[Dataset records]:

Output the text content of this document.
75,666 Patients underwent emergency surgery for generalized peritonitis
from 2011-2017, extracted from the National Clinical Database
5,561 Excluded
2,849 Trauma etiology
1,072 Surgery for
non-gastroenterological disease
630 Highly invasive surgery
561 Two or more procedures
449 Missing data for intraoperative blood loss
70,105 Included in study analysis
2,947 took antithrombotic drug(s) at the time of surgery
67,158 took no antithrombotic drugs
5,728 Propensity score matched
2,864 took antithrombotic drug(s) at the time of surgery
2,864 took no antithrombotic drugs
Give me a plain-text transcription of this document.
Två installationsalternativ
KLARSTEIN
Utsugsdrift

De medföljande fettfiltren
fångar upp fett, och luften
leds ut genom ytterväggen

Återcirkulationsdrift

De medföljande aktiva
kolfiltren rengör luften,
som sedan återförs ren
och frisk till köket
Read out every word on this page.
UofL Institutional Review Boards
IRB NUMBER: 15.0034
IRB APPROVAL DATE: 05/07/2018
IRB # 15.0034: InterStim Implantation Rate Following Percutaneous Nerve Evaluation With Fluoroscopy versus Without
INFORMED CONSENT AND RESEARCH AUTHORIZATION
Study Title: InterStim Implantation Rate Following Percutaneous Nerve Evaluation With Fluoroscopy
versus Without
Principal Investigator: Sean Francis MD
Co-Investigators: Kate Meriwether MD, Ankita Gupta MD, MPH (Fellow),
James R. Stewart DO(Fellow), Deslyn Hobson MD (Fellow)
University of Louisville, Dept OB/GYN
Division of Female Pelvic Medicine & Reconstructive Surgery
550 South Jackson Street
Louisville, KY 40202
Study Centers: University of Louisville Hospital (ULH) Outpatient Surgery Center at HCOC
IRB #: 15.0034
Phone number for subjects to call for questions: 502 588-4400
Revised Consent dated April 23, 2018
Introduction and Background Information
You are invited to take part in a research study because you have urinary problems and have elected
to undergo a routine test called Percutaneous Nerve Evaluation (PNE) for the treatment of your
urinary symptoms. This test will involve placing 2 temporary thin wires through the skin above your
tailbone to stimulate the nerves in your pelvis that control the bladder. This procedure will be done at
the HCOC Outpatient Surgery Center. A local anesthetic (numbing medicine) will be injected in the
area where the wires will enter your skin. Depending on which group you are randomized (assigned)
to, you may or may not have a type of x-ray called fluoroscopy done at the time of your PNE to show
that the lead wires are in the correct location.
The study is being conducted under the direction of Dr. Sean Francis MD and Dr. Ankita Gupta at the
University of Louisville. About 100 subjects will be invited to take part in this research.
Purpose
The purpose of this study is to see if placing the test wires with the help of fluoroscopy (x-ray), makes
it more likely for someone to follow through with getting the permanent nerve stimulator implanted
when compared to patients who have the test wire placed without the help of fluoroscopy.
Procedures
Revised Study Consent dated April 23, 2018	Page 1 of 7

[Work required]: Check every line of the data above for the string "Following", and copy those that have it.

[Task solution]:
IRB # 15.0034: InterStim Implantation Rate Following Percutaneous Nerve Evaluation With Fluoroscopy versus Without
Study Title: InterStim Implantation Rate Following Percutaneous Nerve Evaluation With Fluoroscopy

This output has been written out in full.